Goal - A faithful transcription of all the data is required.

The input -
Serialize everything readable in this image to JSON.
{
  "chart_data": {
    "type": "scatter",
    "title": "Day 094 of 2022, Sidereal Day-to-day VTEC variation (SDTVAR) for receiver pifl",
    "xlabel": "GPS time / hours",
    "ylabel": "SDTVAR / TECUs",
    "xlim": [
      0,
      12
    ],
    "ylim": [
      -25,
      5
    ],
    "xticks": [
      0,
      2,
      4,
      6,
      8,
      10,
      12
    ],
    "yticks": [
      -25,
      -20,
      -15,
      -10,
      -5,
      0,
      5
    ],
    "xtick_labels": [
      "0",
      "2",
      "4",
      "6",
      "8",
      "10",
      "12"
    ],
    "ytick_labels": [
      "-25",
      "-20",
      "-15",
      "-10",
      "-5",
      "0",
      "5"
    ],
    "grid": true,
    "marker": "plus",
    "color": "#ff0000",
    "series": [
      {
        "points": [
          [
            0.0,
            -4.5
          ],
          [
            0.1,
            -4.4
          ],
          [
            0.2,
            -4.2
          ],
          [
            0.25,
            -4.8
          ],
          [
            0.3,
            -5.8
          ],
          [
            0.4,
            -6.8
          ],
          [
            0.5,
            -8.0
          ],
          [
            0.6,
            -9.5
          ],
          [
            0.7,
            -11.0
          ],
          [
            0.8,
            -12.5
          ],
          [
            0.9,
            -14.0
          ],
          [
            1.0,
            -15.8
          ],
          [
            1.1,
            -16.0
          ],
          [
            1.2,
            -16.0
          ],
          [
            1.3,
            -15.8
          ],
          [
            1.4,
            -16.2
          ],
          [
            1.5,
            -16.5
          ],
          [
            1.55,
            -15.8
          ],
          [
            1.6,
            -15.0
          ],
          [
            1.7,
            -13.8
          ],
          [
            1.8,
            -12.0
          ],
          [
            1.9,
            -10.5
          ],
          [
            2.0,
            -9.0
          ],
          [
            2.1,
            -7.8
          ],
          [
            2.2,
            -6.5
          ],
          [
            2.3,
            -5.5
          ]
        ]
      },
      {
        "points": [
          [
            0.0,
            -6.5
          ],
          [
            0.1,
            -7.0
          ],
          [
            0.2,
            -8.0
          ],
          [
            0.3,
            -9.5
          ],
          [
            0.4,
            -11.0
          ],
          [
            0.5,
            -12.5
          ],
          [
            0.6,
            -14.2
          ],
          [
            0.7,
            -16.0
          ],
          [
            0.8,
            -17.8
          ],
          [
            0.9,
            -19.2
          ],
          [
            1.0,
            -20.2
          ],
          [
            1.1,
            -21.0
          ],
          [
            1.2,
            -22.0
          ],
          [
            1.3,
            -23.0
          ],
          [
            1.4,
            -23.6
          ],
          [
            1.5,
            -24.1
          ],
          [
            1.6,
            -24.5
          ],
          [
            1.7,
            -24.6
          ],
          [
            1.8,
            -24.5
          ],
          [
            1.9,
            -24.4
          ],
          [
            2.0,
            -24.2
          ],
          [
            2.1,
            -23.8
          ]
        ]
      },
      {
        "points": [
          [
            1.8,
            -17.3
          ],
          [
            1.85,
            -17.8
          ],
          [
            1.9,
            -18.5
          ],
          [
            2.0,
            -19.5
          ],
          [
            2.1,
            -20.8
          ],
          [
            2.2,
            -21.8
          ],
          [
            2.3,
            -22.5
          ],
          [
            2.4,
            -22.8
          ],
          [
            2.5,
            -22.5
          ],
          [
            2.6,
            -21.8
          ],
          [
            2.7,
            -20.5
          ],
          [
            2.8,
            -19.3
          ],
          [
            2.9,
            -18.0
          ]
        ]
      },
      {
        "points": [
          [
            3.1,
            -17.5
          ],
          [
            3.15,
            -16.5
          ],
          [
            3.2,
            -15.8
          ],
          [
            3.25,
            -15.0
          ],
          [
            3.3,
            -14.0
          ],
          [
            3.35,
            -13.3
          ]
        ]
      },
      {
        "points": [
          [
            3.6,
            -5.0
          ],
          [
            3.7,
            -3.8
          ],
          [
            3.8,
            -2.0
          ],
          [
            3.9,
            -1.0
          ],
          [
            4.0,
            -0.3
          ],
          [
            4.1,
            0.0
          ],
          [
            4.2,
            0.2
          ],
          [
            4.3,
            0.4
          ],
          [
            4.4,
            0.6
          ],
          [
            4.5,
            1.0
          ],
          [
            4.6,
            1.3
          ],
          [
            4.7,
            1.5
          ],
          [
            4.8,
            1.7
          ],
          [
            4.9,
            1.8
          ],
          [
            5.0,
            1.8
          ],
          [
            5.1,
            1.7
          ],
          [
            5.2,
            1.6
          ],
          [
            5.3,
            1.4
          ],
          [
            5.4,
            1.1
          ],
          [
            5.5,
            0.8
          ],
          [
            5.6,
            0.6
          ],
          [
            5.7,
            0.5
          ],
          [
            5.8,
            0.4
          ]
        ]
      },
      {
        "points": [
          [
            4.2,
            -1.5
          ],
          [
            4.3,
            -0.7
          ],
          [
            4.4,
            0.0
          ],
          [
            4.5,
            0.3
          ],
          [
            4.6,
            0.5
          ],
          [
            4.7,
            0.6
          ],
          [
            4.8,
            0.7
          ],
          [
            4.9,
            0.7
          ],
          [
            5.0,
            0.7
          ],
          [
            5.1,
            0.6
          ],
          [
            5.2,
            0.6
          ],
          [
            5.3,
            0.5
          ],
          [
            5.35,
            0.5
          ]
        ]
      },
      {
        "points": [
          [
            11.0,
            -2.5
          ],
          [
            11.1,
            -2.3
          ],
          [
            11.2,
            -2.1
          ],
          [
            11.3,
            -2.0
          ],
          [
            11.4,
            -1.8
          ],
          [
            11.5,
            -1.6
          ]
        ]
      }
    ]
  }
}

Solution to the exercise -
Serialize everything readable in this image to JSON.
{
  "chart_data": {
    "type": "scatter",
    "title": "Day 094 of 2022, Sidereal Day-to-day VTEC variation (SDTVAR) for receiver pifl",
    "xlabel": "GPS time / hours",
    "ylabel": "SDTVAR / TECUs",
    "xlim": [
      0,
      12
    ],
    "ylim": [
      -25,
      5
    ],
    "xticks": [
      0,
      2,
      4,
      6,
      8,
      10,
      12
    ],
    "yticks": [
      -25,
      -20,
      -15,
      -10,
      -5,
      0,
      5
    ],
    "xtick_labels": [
      "0",
      "2",
      "4",
      "6",
      "8",
      "10",
      "12"
    ],
    "ytick_labels": [
      "-25",
      "-20",
      "-15",
      "-10",
      "-5",
      "0",
      "5"
    ],
    "grid": true,
    "marker": "plus",
    "color": "#ff0000",
    "series": [
      {
        "points": [
          [
            0.0,
            -4.5
          ],
          [
            0.1,
            -4.4
          ],
          [
            0.2,
            -4.2
          ],
          [
            0.25,
            -4.8
          ],
          [
            0.3,
            -5.8
          ],
          [
            0.4,
            -6.8
          ],
          [
            0.5,
            -8.0
          ],
          [
            0.6,
            -9.5
          ],
          [
            0.7,
            -11.0
          ],
          [
            0.8,
            -12.5
          ],
          [
            0.9,
            -14.0
          ],
          [
            1.0,
            -15.8
          ],
          [
            1.1,
            -16.0
          ],
          [
            1.2,
            -16.0
          ],
          [
            1.3,
            -15.8
          ],
          [
            1.4,
            -16.2
          ],
          [
            1.5,
            -16.5
          ],
          [
            1.55,
            -15.8
          ],
          [
            1.6,
            -15.0
          ],
          [
            1.7,
            -13.8
          ],
          [
            1.8,
            -12.0
          ],
          [
            1.9,
            -10.5
          ],
          [
            2.0,
            -9.0
          ],
          [
            2.1,
            -7.8
          ],
          [
            2.2,
            -6.5
          ],
          [
            2.3,
            -5.5
          ]
        ]
      },
      {
        "points": [
          [
            0.0,
            -6.5
          ],
          [
            0.1,
            -7.0
          ],
          [
            0.2,
            -8.0
          ],
          [
            0.3,
            -9.5
          ],
          [
            0.4,
            -11.0
          ],
          [
            0.5,
            -12.5
          ],
          [
            0.6,
            -14.2
          ],
          [
            0.7,
            -16.0
          ],
          [
            0.8,
            -17.8
          ],
          [
            0.9,
            -19.2
          ],
          [
            1.0,
            -20.2
          ],
          [
            1.1,
            -21.0
          ],
          [
            1.2,
            -22.0
          ],
          [
            1.3,
            -23.0
          ],
          [
            1.4,
            -23.6
          ],
          [
            1.5,
            -24.1
          ],
          [
            1.6,
            -24.5
          ],
          [
            1.7,
            -24.6
          ],
          [
            1.8,
            -24.5
          ],
          [
            1.9,
            -24.4
          ],
          [
            2.0,
            -24.2
          ],
          [
            2.1,
            -23.8
          ]
        ]
      },
      {
        "points": [
          [
            1.8,
            -17.3
          ],
          [
            1.85,
            -17.8
          ],
          [
            1.9,
            -18.5
          ],
          [
            2.0,
            -19.5
          ],
          [
            2.1,
            -20.8
          ],
          [
            2.2,
            -21.8
          ],
          [
            2.3,
            -22.5
          ],
          [
            2.4,
            -22.8
          ],
          [
            2.5,
            -22.5
          ],
          [
            2.6,
            -21.8
          ],
          [
            2.7,
            -20.5
          ],
          [
            2.8,
            -19.3
          ],
          [
            2.9,
            -18.0
          ]
        ]
      },
      {
        "points": [
          [
            3.1,
            -17.5
          ],
          [
            3.15,
            -16.5
          ],
          [
            3.2,
            -15.8
          ],
          [
            3.25,
            -15.0
          ],
          [
            3.3,
            -14.0
          ],
          [
            3.35,
            -13.3
          ]
        ]
      },
      {
        "points": [
          [
            3.6,
            -5.0
          ],
          [
            3.7,
            -3.8
          ],
          [
            3.8,
            -2.0
          ],
          [
            3.9,
            -1.0
          ],
          [
            4.0,
            -0.3
          ],
          [
            4.1,
            0.0
          ],
          [
            4.2,
            0.2
          ],
          [
            4.3,
            0.4
          ],
          [
            4.4,
            0.6
          ],
          [
            4.5,
            1.0
          ],
          [
            4.6,
            1.3
          ],
          [
            4.7,
            1.5
          ],
          [
            4.8,
            1.7
          ],
          [
            4.9,
            1.8
          ],
          [
            5.0,
            1.8
          ],
          [
            5.1,
            1.7
          ],
          [
            5.2,
            1.6
          ],
          [
            5.3,
            1.4
          ],
          [
            5.4,
            1.1
          ],
          [
            5.5,
            0.8
          ],
          [
            5.6,
            0.6
          ],
          [
            5.7,
            0.5
          ],
          [
            5.8,
            0.4
          ]
        ]
      },
      {
        "points": [
          [
            4.2,
            -1.5
          ],
          [
            4.3,
            -0.7
          ],
          [
            4.4,
            0.0
          ],
          [
            4.5,
            0.3
          ],
          [
            4.6,
            0.5
          ],
          [
            4.7,
            0.6
          ],
          [
            4.8,
            0.7
          ],
          [
            4.9,
            0.7
          ],
          [
            5.0,
            0.7
          ],
          [
            5.1,
            0.6
          ],
          [
            5.2,
            0.6
          ],
          [
            5.3,
            0.5
          ],
          [
            5.35,
            0.5
          ]
        ]
      },
      {
        "points": [
          [
            11.0,
            -2.5
          ],
          [
            11.1,
            -2.3
          ],
          [
            11.2,
            -2.1
          ],
          [
            11.3,
            -2.0
          ],
          [
            11.4,
            -1.8
          ],
          [
            11.5,
            -1.6
          ]
        ]
      }
    ]
  }
}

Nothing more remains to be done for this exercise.